EXERCISE REQUIREMENTS: Write out all of the lines below, exactly and completely.

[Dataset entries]
╭──

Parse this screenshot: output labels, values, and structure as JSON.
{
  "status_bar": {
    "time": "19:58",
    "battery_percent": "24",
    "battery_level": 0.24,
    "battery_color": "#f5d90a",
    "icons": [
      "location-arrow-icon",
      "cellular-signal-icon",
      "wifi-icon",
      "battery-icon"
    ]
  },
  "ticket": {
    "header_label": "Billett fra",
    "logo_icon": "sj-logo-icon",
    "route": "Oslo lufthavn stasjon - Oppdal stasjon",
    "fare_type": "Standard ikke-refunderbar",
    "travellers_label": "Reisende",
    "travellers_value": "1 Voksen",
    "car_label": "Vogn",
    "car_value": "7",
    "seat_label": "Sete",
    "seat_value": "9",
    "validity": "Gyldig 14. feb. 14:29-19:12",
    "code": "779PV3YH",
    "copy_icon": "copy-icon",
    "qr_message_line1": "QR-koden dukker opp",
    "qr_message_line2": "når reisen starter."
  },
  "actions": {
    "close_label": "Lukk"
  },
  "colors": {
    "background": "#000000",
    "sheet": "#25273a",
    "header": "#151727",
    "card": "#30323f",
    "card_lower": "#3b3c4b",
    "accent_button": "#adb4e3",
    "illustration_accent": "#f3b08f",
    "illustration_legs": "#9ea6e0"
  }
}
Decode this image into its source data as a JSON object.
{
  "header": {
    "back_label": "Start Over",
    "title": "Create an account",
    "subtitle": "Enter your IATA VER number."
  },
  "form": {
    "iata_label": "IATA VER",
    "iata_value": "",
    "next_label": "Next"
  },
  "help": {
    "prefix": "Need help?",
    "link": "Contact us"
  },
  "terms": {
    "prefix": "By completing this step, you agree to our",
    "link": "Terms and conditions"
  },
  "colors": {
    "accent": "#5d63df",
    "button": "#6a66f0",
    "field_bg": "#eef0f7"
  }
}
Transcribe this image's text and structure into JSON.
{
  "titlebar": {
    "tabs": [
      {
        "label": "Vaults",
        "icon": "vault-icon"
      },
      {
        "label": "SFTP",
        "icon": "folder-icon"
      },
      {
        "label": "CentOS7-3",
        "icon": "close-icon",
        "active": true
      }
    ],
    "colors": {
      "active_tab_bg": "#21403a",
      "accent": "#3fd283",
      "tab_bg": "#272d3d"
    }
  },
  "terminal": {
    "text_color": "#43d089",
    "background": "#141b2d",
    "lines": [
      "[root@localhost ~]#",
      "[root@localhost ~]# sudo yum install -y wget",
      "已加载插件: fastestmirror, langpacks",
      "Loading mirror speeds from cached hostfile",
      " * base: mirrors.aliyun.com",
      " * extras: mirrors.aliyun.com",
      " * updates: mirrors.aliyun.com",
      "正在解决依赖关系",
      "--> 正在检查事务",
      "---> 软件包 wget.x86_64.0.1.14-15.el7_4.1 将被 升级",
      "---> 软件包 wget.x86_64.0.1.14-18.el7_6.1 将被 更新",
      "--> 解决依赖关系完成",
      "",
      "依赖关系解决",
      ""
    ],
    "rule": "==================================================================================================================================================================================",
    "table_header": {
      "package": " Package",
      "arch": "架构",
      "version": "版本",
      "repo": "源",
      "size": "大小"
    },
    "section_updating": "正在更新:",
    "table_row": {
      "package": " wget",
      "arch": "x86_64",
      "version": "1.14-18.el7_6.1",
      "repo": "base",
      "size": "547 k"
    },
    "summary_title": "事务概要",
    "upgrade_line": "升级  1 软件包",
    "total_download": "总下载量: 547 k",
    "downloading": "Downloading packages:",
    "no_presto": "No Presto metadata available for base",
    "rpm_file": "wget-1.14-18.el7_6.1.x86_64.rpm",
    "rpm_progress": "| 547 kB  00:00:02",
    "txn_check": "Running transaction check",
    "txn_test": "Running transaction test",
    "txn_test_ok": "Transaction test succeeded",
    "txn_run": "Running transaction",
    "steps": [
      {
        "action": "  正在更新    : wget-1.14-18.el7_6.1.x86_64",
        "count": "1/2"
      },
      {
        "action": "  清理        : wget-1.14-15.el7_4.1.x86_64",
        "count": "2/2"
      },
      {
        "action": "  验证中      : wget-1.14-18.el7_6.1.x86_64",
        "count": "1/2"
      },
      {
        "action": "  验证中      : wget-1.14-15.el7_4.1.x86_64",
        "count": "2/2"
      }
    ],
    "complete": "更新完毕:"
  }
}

╰──

REPLY:
Parse this screenshot: output labels, values, and structure as JSON.
{
  "status_bar": {
    "time": "19:58",
    "battery_percent": "24",
    "battery_level": 0.24,
    "battery_color": "#f5d90a",
    "icons": [
      "location-arrow-icon",
      "cellular-signal-icon",
      "wifi-icon",
      "battery-icon"
    ]
  },
  "ticket": {
    "header_label": "Billett fra",
    "logo_icon": "sj-logo-icon",
    "route": "Oslo lufthavn stasjon - Oppdal stasjon",
    "fare_type": "Standard ikke-refunderbar",
    "travellers_label": "Reisende",
    "travellers_value": "1 Voksen",
    "car_label": "Vogn",
    "car_value": "7",
    "seat_label": "Sete",
    "seat_value": "9",
    "validity": "Gyldig 14. feb. 14:29-19:12",
    "code": "779PV3YH",
    "copy_icon": "copy-icon",
    "qr_message_line1": "QR-koden dukker opp",
    "qr_message_line2": "når reisen starter."
  },
  "actions": {
    "close_label": "Lukk"
  },
  "colors": {
    "background": "#000000",
    "sheet": "#25273a",
    "header": "#151727",
    "card": "#30323f",
    "card_lower": "#3b3c4b",
    "accent_button": "#adb4e3",
    "illustration_accent": "#f3b08f",
    "illustration_legs": "#9ea6e0"
  }
}
Decode this image into its source data as a JSON object.
{
  "header": {
    "back_label": "Start Over",
    "title": "Create an account",
    "subtitle": "Enter your IATA VER number."
  },
  "form": {
    "iata_label": "IATA VER",
    "iata_value": "",
    "next_label": "Next"
  },
  "help": {
    "prefix": "Need help?",
    "link": "Contact us"
  },
  "terms": {
    "prefix": "By completing this step, you agree to our",
    "link": "Terms and conditions"
  },
  "colors": {
    "accent": "#5d63df",
    "button": "#6a66f0",
    "field_bg": "#eef0f7"
  }
}
Transcribe this image's text and structure into JSON.
{
  "titlebar": {
    "tabs": [
      {
        "label": "Vaults",
        "icon": "vault-icon"
      },
      {
        "label": "SFTP",
        "icon": "folder-icon"
      },
      {
        "label": "CentOS7-3",
        "icon": "close-icon",
        "active": true
      }
    ],
    "colors": {
      "active_tab_bg": "#21403a",
      "accent": "#3fd283",
      "tab_bg": "#272d3d"
    }
  },
  "terminal": {
    "text_color": "#43d089",
    "background": "#141b2d",
    "lines": [
      "[root@localhost ~]#",
      "[root@localhost ~]# sudo yum install -y wget",
      "已加载插件: fastestmirror, langpacks",
      "Loading mirror speeds from cached hostfile",
      " * base: mirrors.aliyun.com",
      " * extras: mirrors.aliyun.com",
      " * updates: mirrors.aliyun.com",
      "正在解决依赖关系",
      "--> 正在检查事务",
      "---> 软件包 wget.x86_64.0.1.14-15.el7_4.1 将被 升级",
      "---> 软件包 wget.x86_64.0.1.14-18.el7_6.1 将被 更新",
      "--> 解决依赖关系完成",
      "",
      "依赖关系解决",
      ""
    ],
    "rule": "==================================================================================================================================================================================",
    "table_header": {
      "package": " Package",
      "arch": "架构",
      "version": "版本",
      "repo": "源",
      "size": "大小"
    },
    "section_updating": "正在更新:",
    "table_row": {
      "package": " wget",
      "arch": "x86_64",
      "version": "1.14-18.el7_6.1",
      "repo": "base",
      "size": "547 k"
    },
    "summary_title": "事务概要",
    "upgrade_line": "升级  1 软件包",
    "total_download": "总下载量: 547 k",
    "downloading": "Downloading packages:",
    "no_presto": "No Presto metadata available for base",
    "rpm_file": "wget-1.14-18.el7_6.1.x86_64.rpm",
    "rpm_progress": "| 547 kB  00:00:02",
    "txn_check": "Running transaction check",
    "txn_test": "Running transaction test",
    "txn_test_ok": "Transaction test succeeded",
    "txn_run": "Running transaction",
    "steps": [
      {
        "action": "  正在更新    : wget-1.14-18.el7_6.1.x86_64",
        "count": "1/2"
      },
      {
        "action": "  清理        : wget-1.14-15.el7_4.1.x86_64",
        "count": "2/2"
      },
      {
        "action": "  验证中      : wget-1.14-18.el7_6.1.x86_64",
        "count": "1/2"
      },
      {
        "action": "  验证中      : wget-1.14-15.el7_4.1.x86_64",
        "count": "2/2"
      }
    ],
    "complete": "更新完毕:"
  }
}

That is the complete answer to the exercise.